--- begin RECORDS SHOWN ---

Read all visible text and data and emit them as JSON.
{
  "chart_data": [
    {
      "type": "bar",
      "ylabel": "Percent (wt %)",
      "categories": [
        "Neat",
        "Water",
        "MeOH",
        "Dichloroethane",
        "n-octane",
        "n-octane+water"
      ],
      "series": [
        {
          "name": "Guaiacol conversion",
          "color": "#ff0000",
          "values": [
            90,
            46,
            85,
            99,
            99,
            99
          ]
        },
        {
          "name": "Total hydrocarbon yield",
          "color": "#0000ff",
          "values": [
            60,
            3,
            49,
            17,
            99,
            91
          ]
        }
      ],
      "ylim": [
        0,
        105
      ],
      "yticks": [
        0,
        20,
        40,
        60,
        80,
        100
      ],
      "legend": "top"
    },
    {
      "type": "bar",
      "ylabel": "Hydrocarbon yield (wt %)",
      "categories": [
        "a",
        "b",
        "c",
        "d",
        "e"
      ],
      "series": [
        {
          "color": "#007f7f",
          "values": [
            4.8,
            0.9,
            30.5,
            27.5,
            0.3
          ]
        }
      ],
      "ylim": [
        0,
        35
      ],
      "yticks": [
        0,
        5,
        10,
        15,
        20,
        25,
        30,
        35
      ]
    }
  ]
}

--- end RECORDS SHOWN ---

● **REQUEST**:
In the listing above, find each line with the word "ylabel" and copy it.

● **SOLUTION TO THIS EXERCISE**:
      "ylabel": "Percent (wt %)",
      "ylabel": "Hydrocarbon yield (wt %)",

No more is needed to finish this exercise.